* _TASK_: Exact reproduction of the data is required, with images excluded.

--- Start of EXTRACTED DATA ---

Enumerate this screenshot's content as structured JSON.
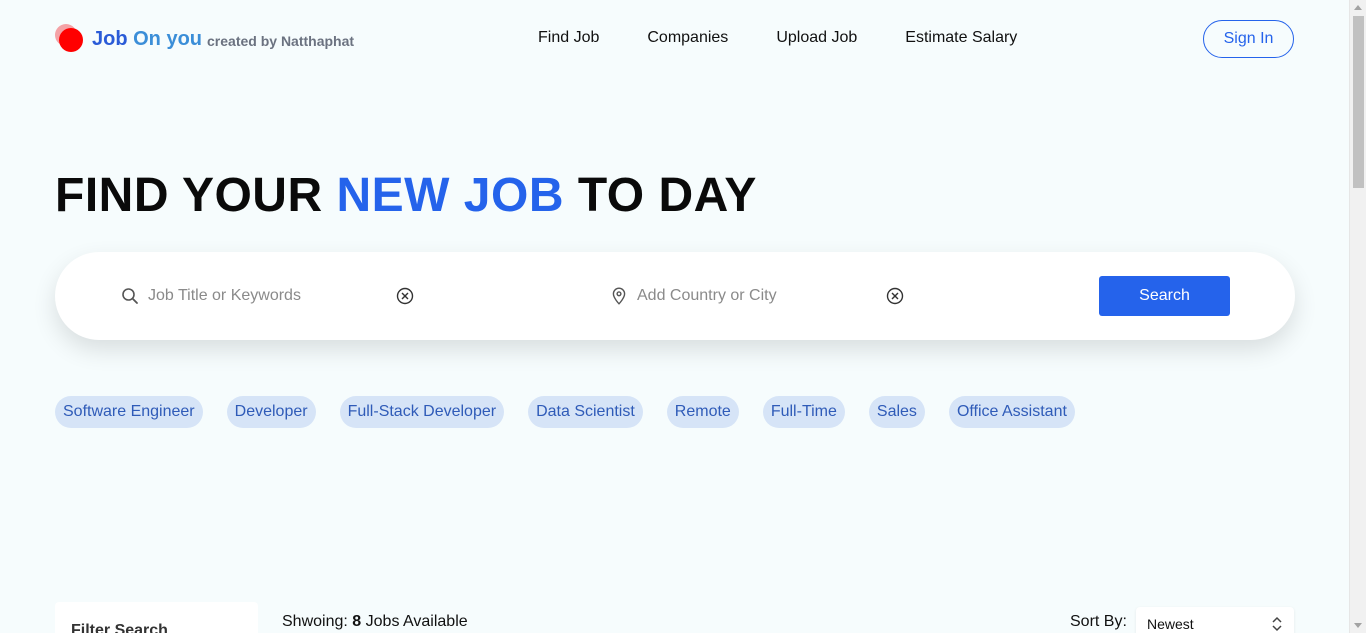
{
  "header": {
    "logo_job": "Job",
    "logo_on_you": "On you",
    "logo_sub": "created by Natthaphat",
    "nav": [
      {
        "label": "Find Job"
      },
      {
        "label": "Companies"
      },
      {
        "label": "Upload Job"
      },
      {
        "label": "Estimate Salary"
      }
    ],
    "signin_label": "Sign In"
  },
  "hero": {
    "title_part1": "FIND YOUR",
    "title_accent": "NEW JOB",
    "title_part2": "TO DAY"
  },
  "search": {
    "keyword_placeholder": "Job Title or Keywords",
    "location_placeholder": "Add Country or City",
    "button_label": "Search",
    "icons": {
      "keyword": "search-icon",
      "location": "map-pin-icon",
      "clear": "clear-circle-icon"
    }
  },
  "tags": [
    {
      "label": "Software Engineer"
    },
    {
      "label": "Developer"
    },
    {
      "label": "Full-Stack Developer"
    },
    {
      "label": "Data Scientist"
    },
    {
      "label": "Remote"
    },
    {
      "label": "Full-Time"
    },
    {
      "label": "Sales"
    },
    {
      "label": "Office Assistant"
    }
  ],
  "results": {
    "filter_title": "Filter Search",
    "showing_prefix": "Shwoing:",
    "showing_count": "8",
    "showing_suffix": "Jobs Available",
    "sort_label": "Sort By:",
    "sort_value": "Newest"
  },
  "colors": {
    "accent": "#2563eb",
    "background": "#f6fcfd",
    "tag_bg": "#d6e4f7",
    "logo_red": "#ff0000"
  }
}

--- End of EXTRACTED DATA ---

* _COMPLETED TASK_:
Enumerate this screenshot's content as structured JSON.
{
  "header": {
    "logo_job": "Job",
    "logo_on_you": "On you",
    "logo_sub": "created by Natthaphat",
    "nav": [
      {
        "label": "Find Job"
      },
      {
        "label": "Companies"
      },
      {
        "label": "Upload Job"
      },
      {
        "label": "Estimate Salary"
      }
    ],
    "signin_label": "Sign In"
  },
  "hero": {
    "title_part1": "FIND YOUR",
    "title_accent": "NEW JOB",
    "title_part2": "TO DAY"
  },
  "search": {
    "keyword_placeholder": "Job Title or Keywords",
    "location_placeholder": "Add Country or City",
    "button_label": "Search",
    "icons": {
      "keyword": "search-icon",
      "location": "map-pin-icon",
      "clear": "clear-circle-icon"
    }
  },
  "tags": [
    {
      "label": "Software Engineer"
    },
    {
      "label": "Developer"
    },
    {
      "label": "Full-Stack Developer"
    },
    {
      "label": "Data Scientist"
    },
    {
      "label": "Remote"
    },
    {
      "label": "Full-Time"
    },
    {
      "label": "Sales"
    },
    {
      "label": "Office Assistant"
    }
  ],
  "results": {
    "filter_title": "Filter Search",
    "showing_prefix": "Shwoing:",
    "showing_count": "8",
    "showing_suffix": "Jobs Available",
    "sort_label": "Sort By:",
    "sort_value": "Newest"
  },
  "colors": {
    "accent": "#2563eb",
    "background": "#f6fcfd",
    "tag_bg": "#d6e4f7",
    "logo_red": "#ff0000"
  }
}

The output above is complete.